(Short problem)
Reproduce the listing below exactly. Pictures do not belong in the copy.

Dataset items:
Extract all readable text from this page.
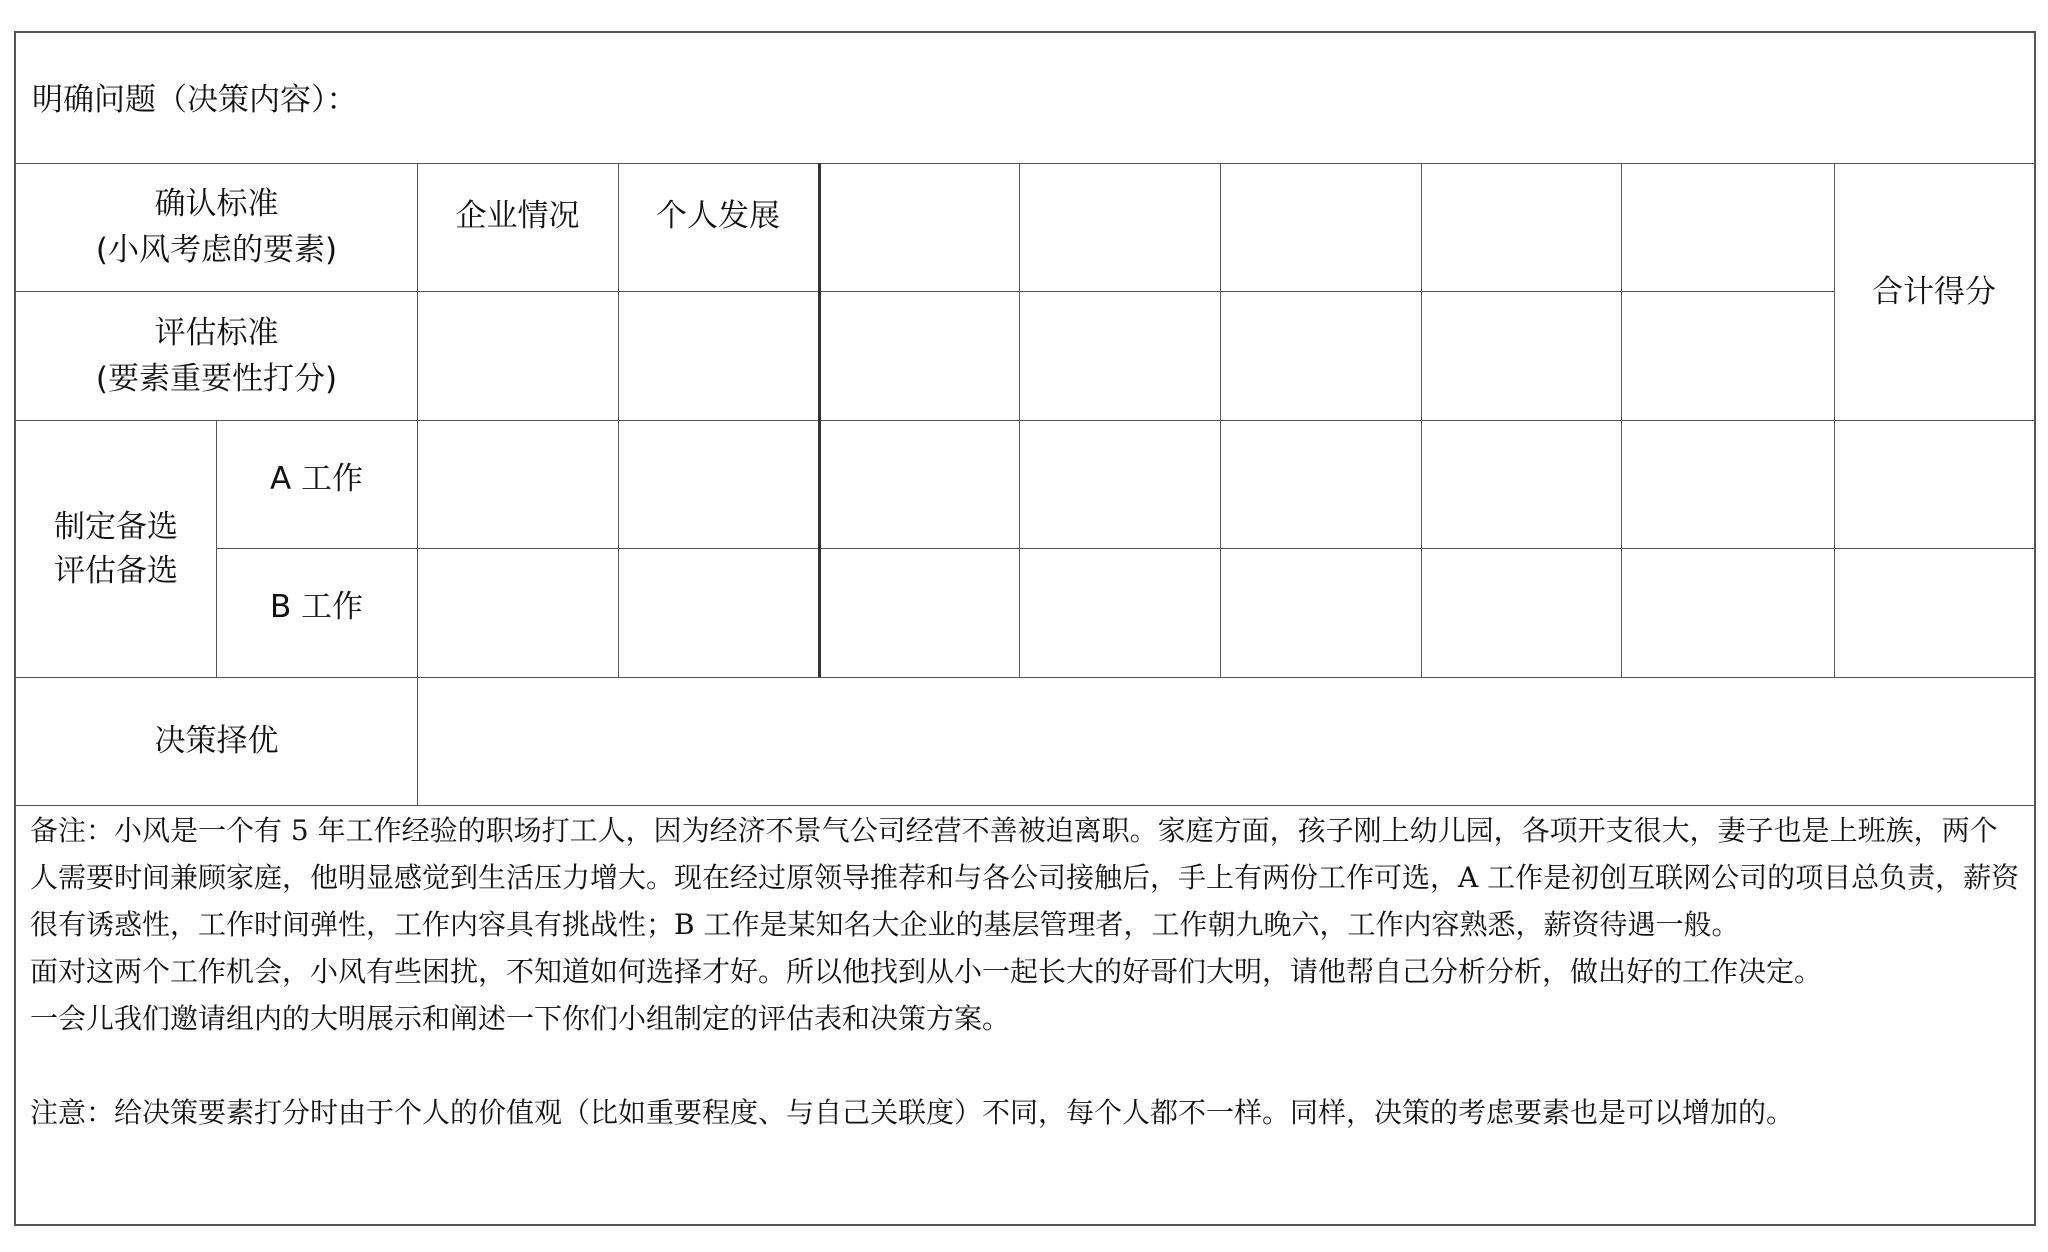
明确问题（决策内容）：
确认标准
(小风考虑的要素)
评估标准
(要素重要性打分)
企业情况	个人发展
合计得分
制定备选
评估备选
A 工作
B 工作
决策择优

备注：小风是一个有 5 年工作经验的职场打工人，因为经济不景气公司经营不善被迫离职。家庭方面，孩子刚上幼儿园，各项开支很大，妻子也是上班族，两个人需要时间兼顾家庭，他明显感觉到生活压力增大。现在经过原领导推荐和与各公司接触后，手上有两份工作可选，A 工作是初创互联网公司的项目总负责，薪资很有诱惑性，工作时间弹性，工作内容具有挑战性；B 工作是某知名大企业的基层管理者，工作朝九晚六，工作内容熟悉，薪资待遇一般。

面对这两个工作机会，小风有些困扰，不知道如何选择才好。所以他找到从小一起长大的好哥们大明，请他帮自己分析分析，做出好的工作决定。

一会儿我们邀请组内的大明展示和阐述一下你们小组制定的评估表和决策方案。

注意：给决策要素打分时由于个人的价值观（比如重要程度、与自己关联度）不同，每个人都不一样。同样，决策的考虑要素也是可以增加的。
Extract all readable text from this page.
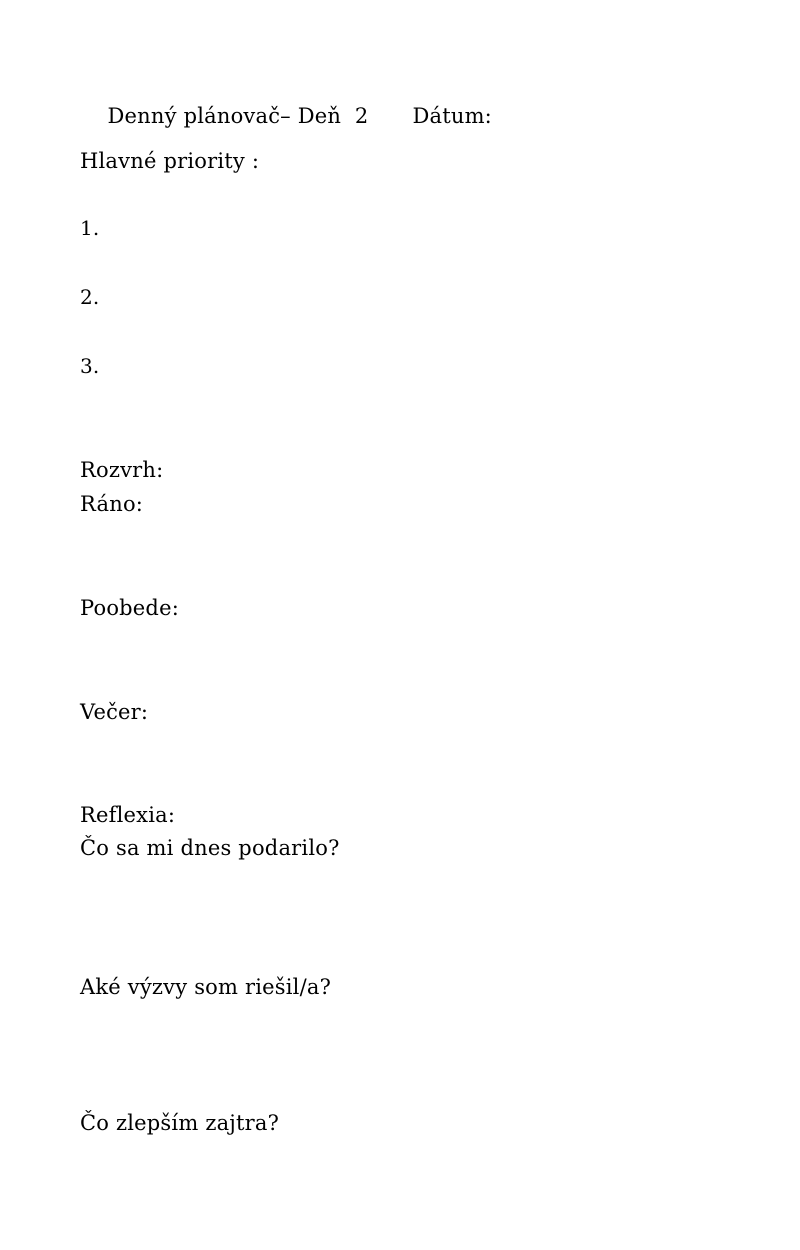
Denný plánovač– Deň  2 Dátum:

Hlavné priority :
1.
2.
3.
Rozvrh:
Ráno:
Poobede:
Večer:
Reflexia:
Čo sa mi dnes podarilo?
Aké výzvy som riešil/a?
Čo zlepším zajtra?
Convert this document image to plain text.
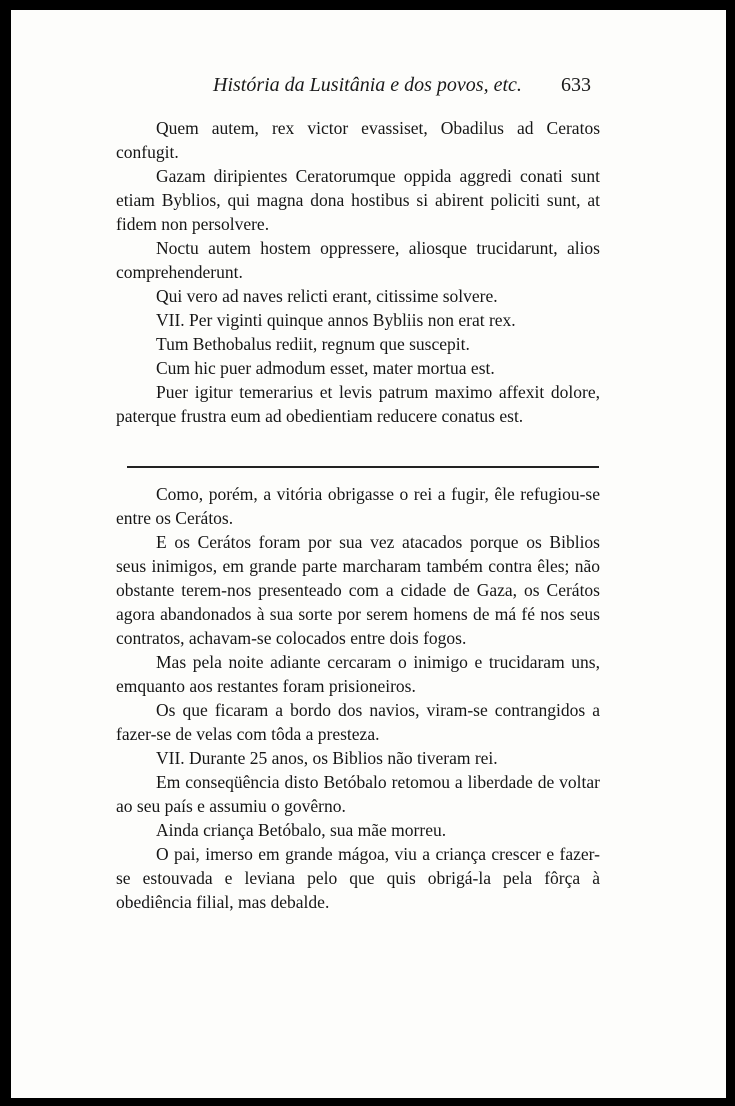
História da Lusitânia e dos povos, etc. 633

Quem autem, rex victor evassiset, Obadilus ad Ceratos confugit.

Gazam diripientes Ceratorumque oppida aggredi conati sunt etiam Byblios, qui magna dona hostibus si abirent policiti sunt, at fidem non persolvere.

Noctu autem hostem oppressere, aliosque trucidarunt, alios comprehenderunt.

Qui vero ad naves relicti erant, citissime solvere.

VII. Per viginti quinque annos Bybliis non erat rex.

Tum Bethobalus rediit, regnum que suscepit.

Cum hic puer admodum esset, mater mortua est.

Puer igitur temerarius et levis patrum maximo affexit dolore, paterque frustra eum ad obedientiam reducere conatus est.

Como, porém, a vitória obrigasse o rei a fugir, êle refugiou-se entre os Cerátos.

E os Cerátos foram por sua vez atacados porque os Biblios seus inimigos, em grande parte marcharam também contra êles; não obstante terem-nos presenteado com a cidade de Gaza, os Cerátos agora abandonados à sua sorte por serem homens de má fé nos seus contratos, achavam-se colocados entre dois fogos.

Mas pela noite adiante cercaram o inimigo e trucidaram uns, emquanto aos restantes foram prisioneiros.

Os que ficaram a bordo dos navios, viram-se contrangidos a fazer-se de velas com tôda a presteza.

VII. Durante 25 anos, os Biblios não tiveram rei.

Em conseqüência disto Betóbalo retomou a liberdade de voltar ao seu país e assumiu o govêrno.

Ainda criança Betóbalo, sua mãe morreu.

O pai, imerso em grande mágoa, viu a criança crescer e fazer-se estouvada e leviana pelo que quis obrigá-la pela fôrça à obediência filial, mas debalde.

(Solution to this exercise)
Extract all readable text from this page.
明确问题（决策内容）：
确认标准
(小风考虑的要素)
评估标准
(要素重要性打分)
企业情况	个人发展
合计得分
制定备选
评估备选
A 工作
B 工作
决策择优

备注：小风是一个有 5 年工作经验的职场打工人，因为经济不景气公司经营不善被迫离职。家庭方面，孩子刚上幼儿园，各项开支很大，妻子也是上班族，两个人需要时间兼顾家庭，他明显感觉到生活压力增大。现在经过原领导推荐和与各公司接触后，手上有两份工作可选，A 工作是初创互联网公司的项目总负责，薪资很有诱惑性，工作时间弹性，工作内容具有挑战性；B 工作是某知名大企业的基层管理者，工作朝九晚六，工作内容熟悉，薪资待遇一般。

面对这两个工作机会，小风有些困扰，不知道如何选择才好。所以他找到从小一起长大的好哥们大明，请他帮自己分析分析，做出好的工作决定。

一会儿我们邀请组内的大明展示和阐述一下你们小组制定的评估表和决策方案。

注意：给决策要素打分时由于个人的价值观（比如重要程度、与自己关联度）不同，每个人都不一样。同样，决策的考虑要素也是可以增加的。
Extract all readable text from this page.
Denný plánovač– Deň  2 Dátum:

Hlavné priority :
1.
2.
3.
Rozvrh:
Ráno:
Poobede:
Večer:
Reflexia:
Čo sa mi dnes podarilo?
Aké výzvy som riešil/a?
Čo zlepším zajtra?
Convert this document image to plain text.
História da Lusitânia e dos povos, etc. 633

Quem autem, rex victor evassiset, Obadilus ad Ceratos confugit.

Gazam diripientes Ceratorumque oppida aggredi conati sunt etiam Byblios, qui magna dona hostibus si abirent policiti sunt, at fidem non persolvere.

Noctu autem hostem oppressere, aliosque trucidarunt, alios comprehenderunt.

Qui vero ad naves relicti erant, citissime solvere.

VII. Per viginti quinque annos Bybliis non erat rex.

Tum Bethobalus rediit, regnum que suscepit.

Cum hic puer admodum esset, mater mortua est.

Puer igitur temerarius et levis patrum maximo affexit dolore, paterque frustra eum ad obedientiam reducere conatus est.

Como, porém, a vitória obrigasse o rei a fugir, êle refugiou-se entre os Cerátos.

E os Cerátos foram por sua vez atacados porque os Biblios seus inimigos, em grande parte marcharam também contra êles; não obstante terem-nos presenteado com a cidade de Gaza, os Cerátos agora abandonados à sua sorte por serem homens de má fé nos seus contratos, achavam-se colocados entre dois fogos.

Mas pela noite adiante cercaram o inimigo e trucidaram uns, emquanto aos restantes foram prisioneiros.

Os que ficaram a bordo dos navios, viram-se contrangidos a fazer-se de velas com tôda a presteza.

VII. Durante 25 anos, os Biblios não tiveram rei.

Em conseqüência disto Betóbalo retomou a liberdade de voltar ao seu país e assumiu o govêrno.

Ainda criança Betóbalo, sua mãe morreu.

O pai, imerso em grande mágoa, viu a criança crescer e fazer-se estouvada e leviana pelo que quis obrigá-la pela fôrça à obediência filial, mas debalde.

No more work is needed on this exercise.